▸ **Exercise**
Below are records to be output exactly, every one of them.

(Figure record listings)

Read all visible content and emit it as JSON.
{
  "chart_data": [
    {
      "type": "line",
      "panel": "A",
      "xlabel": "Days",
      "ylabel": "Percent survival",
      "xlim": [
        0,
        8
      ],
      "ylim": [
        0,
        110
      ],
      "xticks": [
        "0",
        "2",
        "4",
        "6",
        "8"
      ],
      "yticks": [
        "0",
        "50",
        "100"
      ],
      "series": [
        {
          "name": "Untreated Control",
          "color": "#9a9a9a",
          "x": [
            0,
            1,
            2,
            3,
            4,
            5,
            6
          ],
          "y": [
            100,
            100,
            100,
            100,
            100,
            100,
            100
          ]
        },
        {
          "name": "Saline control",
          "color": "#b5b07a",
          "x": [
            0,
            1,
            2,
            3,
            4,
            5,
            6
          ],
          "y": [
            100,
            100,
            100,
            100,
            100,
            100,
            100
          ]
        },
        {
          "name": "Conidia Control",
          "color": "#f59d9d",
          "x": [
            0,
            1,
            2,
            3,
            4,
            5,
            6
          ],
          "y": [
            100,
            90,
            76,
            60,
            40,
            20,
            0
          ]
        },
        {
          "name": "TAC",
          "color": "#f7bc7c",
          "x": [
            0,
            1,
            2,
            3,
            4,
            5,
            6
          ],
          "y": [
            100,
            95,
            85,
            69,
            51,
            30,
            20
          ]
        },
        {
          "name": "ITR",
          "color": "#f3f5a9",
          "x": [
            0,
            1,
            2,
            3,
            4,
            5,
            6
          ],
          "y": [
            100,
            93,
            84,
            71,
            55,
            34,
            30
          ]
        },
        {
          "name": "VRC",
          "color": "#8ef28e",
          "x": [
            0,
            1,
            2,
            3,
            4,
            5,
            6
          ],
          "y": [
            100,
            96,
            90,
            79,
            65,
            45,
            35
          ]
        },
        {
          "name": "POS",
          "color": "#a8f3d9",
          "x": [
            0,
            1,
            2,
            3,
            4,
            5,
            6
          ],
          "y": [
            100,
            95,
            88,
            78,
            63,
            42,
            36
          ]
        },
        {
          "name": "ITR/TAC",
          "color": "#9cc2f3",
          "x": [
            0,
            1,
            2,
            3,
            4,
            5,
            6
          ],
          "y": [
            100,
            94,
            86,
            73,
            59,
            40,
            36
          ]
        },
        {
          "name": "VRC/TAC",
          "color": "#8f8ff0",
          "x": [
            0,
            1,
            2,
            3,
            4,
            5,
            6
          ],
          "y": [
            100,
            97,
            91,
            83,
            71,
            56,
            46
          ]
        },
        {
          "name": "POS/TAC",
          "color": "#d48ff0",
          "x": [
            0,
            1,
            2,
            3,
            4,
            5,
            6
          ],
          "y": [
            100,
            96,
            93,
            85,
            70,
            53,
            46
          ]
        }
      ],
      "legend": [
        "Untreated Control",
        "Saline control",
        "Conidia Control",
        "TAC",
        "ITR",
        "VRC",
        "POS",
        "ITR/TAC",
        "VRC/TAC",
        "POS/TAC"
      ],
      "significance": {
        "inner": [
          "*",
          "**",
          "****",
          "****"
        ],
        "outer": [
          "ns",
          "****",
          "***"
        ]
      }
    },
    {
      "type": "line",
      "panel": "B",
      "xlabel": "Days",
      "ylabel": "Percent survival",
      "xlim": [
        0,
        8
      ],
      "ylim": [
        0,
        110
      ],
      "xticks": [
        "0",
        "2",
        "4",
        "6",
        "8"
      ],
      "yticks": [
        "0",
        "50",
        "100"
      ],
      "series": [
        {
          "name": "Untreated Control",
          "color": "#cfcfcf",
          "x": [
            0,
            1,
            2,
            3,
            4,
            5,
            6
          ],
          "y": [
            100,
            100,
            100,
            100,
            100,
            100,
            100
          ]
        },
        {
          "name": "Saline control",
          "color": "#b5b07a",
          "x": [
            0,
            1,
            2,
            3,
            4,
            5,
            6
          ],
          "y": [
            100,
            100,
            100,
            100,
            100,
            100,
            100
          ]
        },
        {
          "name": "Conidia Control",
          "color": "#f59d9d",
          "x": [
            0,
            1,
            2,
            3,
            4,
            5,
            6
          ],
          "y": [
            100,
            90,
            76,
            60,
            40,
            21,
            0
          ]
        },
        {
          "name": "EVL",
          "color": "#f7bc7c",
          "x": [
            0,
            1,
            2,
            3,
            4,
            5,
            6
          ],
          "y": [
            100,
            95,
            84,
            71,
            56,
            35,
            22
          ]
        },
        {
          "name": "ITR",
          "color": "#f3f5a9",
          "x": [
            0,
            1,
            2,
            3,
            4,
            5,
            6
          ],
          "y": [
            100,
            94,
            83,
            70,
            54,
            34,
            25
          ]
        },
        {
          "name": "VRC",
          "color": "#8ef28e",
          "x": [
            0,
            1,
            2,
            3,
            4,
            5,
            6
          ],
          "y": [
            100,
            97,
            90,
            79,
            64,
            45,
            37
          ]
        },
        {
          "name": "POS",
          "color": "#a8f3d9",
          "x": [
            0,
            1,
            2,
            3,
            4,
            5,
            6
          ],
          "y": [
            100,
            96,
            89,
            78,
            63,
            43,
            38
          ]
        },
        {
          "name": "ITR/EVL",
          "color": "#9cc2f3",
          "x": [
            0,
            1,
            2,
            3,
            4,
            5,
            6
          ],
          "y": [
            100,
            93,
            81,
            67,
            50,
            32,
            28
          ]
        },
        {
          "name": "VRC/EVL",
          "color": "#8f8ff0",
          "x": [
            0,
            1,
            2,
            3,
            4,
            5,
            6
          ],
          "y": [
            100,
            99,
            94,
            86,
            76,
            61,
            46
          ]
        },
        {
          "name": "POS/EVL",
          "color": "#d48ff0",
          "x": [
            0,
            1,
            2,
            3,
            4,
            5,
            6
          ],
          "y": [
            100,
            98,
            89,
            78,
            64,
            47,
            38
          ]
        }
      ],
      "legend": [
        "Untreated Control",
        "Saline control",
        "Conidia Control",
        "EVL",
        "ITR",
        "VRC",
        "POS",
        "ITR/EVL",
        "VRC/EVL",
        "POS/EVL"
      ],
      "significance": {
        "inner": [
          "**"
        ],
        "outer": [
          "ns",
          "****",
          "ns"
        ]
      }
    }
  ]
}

▸ **Exercise output**
Read all visible content and emit it as JSON.
{
  "chart_data": [
    {
      "type": "line",
      "panel": "A",
      "xlabel": "Days",
      "ylabel": "Percent survival",
      "xlim": [
        0,
        8
      ],
      "ylim": [
        0,
        110
      ],
      "xticks": [
        "0",
        "2",
        "4",
        "6",
        "8"
      ],
      "yticks": [
        "0",
        "50",
        "100"
      ],
      "series": [
        {
          "name": "Untreated Control",
          "color": "#9a9a9a",
          "x": [
            0,
            1,
            2,
            3,
            4,
            5,
            6
          ],
          "y": [
            100,
            100,
            100,
            100,
            100,
            100,
            100
          ]
        },
        {
          "name": "Saline control",
          "color": "#b5b07a",
          "x": [
            0,
            1,
            2,
            3,
            4,
            5,
            6
          ],
          "y": [
            100,
            100,
            100,
            100,
            100,
            100,
            100
          ]
        },
        {
          "name": "Conidia Control",
          "color": "#f59d9d",
          "x": [
            0,
            1,
            2,
            3,
            4,
            5,
            6
          ],
          "y": [
            100,
            90,
            76,
            60,
            40,
            20,
            0
          ]
        },
        {
          "name": "TAC",
          "color": "#f7bc7c",
          "x": [
            0,
            1,
            2,
            3,
            4,
            5,
            6
          ],
          "y": [
            100,
            95,
            85,
            69,
            51,
            30,
            20
          ]
        },
        {
          "name": "ITR",
          "color": "#f3f5a9",
          "x": [
            0,
            1,
            2,
            3,
            4,
            5,
            6
          ],
          "y": [
            100,
            93,
            84,
            71,
            55,
            34,
            30
          ]
        },
        {
          "name": "VRC",
          "color": "#8ef28e",
          "x": [
            0,
            1,
            2,
            3,
            4,
            5,
            6
          ],
          "y": [
            100,
            96,
            90,
            79,
            65,
            45,
            35
          ]
        },
        {
          "name": "POS",
          "color": "#a8f3d9",
          "x": [
            0,
            1,
            2,
            3,
            4,
            5,
            6
          ],
          "y": [
            100,
            95,
            88,
            78,
            63,
            42,
            36
          ]
        },
        {
          "name": "ITR/TAC",
          "color": "#9cc2f3",
          "x": [
            0,
            1,
            2,
            3,
            4,
            5,
            6
          ],
          "y": [
            100,
            94,
            86,
            73,
            59,
            40,
            36
          ]
        },
        {
          "name": "VRC/TAC",
          "color": "#8f8ff0",
          "x": [
            0,
            1,
            2,
            3,
            4,
            5,
            6
          ],
          "y": [
            100,
            97,
            91,
            83,
            71,
            56,
            46
          ]
        },
        {
          "name": "POS/TAC",
          "color": "#d48ff0",
          "x": [
            0,
            1,
            2,
            3,
            4,
            5,
            6
          ],
          "y": [
            100,
            96,
            93,
            85,
            70,
            53,
            46
          ]
        }
      ],
      "legend": [
        "Untreated Control",
        "Saline control",
        "Conidia Control",
        "TAC",
        "ITR",
        "VRC",
        "POS",
        "ITR/TAC",
        "VRC/TAC",
        "POS/TAC"
      ],
      "significance": {
        "inner": [
          "*",
          "**",
          "****",
          "****"
        ],
        "outer": [
          "ns",
          "****",
          "***"
        ]
      }
    },
    {
      "type": "line",
      "panel": "B",
      "xlabel": "Days",
      "ylabel": "Percent survival",
      "xlim": [
        0,
        8
      ],
      "ylim": [
        0,
        110
      ],
      "xticks": [
        "0",
        "2",
        "4",
        "6",
        "8"
      ],
      "yticks": [
        "0",
        "50",
        "100"
      ],
      "series": [
        {
          "name": "Untreated Control",
          "color": "#cfcfcf",
          "x": [
            0,
            1,
            2,
            3,
            4,
            5,
            6
          ],
          "y": [
            100,
            100,
            100,
            100,
            100,
            100,
            100
          ]
        },
        {
          "name": "Saline control",
          "color": "#b5b07a",
          "x": [
            0,
            1,
            2,
            3,
            4,
            5,
            6
          ],
          "y": [
            100,
            100,
            100,
            100,
            100,
            100,
            100
          ]
        },
        {
          "name": "Conidia Control",
          "color": "#f59d9d",
          "x": [
            0,
            1,
            2,
            3,
            4,
            5,
            6
          ],
          "y": [
            100,
            90,
            76,
            60,
            40,
            21,
            0
          ]
        },
        {
          "name": "EVL",
          "color": "#f7bc7c",
          "x": [
            0,
            1,
            2,
            3,
            4,
            5,
            6
          ],
          "y": [
            100,
            95,
            84,
            71,
            56,
            35,
            22
          ]
        },
        {
          "name": "ITR",
          "color": "#f3f5a9",
          "x": [
            0,
            1,
            2,
            3,
            4,
            5,
            6
          ],
          "y": [
            100,
            94,
            83,
            70,
            54,
            34,
            25
          ]
        },
        {
          "name": "VRC",
          "color": "#8ef28e",
          "x": [
            0,
            1,
            2,
            3,
            4,
            5,
            6
          ],
          "y": [
            100,
            97,
            90,
            79,
            64,
            45,
            37
          ]
        },
        {
          "name": "POS",
          "color": "#a8f3d9",
          "x": [
            0,
            1,
            2,
            3,
            4,
            5,
            6
          ],
          "y": [
            100,
            96,
            89,
            78,
            63,
            43,
            38
          ]
        },
        {
          "name": "ITR/EVL",
          "color": "#9cc2f3",
          "x": [
            0,
            1,
            2,
            3,
            4,
            5,
            6
          ],
          "y": [
            100,
            93,
            81,
            67,
            50,
            32,
            28
          ]
        },
        {
          "name": "VRC/EVL",
          "color": "#8f8ff0",
          "x": [
            0,
            1,
            2,
            3,
            4,
            5,
            6
          ],
          "y": [
            100,
            99,
            94,
            86,
            76,
            61,
            46
          ]
        },
        {
          "name": "POS/EVL",
          "color": "#d48ff0",
          "x": [
            0,
            1,
            2,
            3,
            4,
            5,
            6
          ],
          "y": [
            100,
            98,
            89,
            78,
            64,
            47,
            38
          ]
        }
      ],
      "legend": [
        "Untreated Control",
        "Saline control",
        "Conidia Control",
        "EVL",
        "ITR",
        "VRC",
        "POS",
        "ITR/EVL",
        "VRC/EVL",
        "POS/EVL"
      ],
      "significance": {
        "inner": [
          "**"
        ],
        "outer": [
          "ns",
          "****",
          "ns"
        ]
      }
    }
  ]
}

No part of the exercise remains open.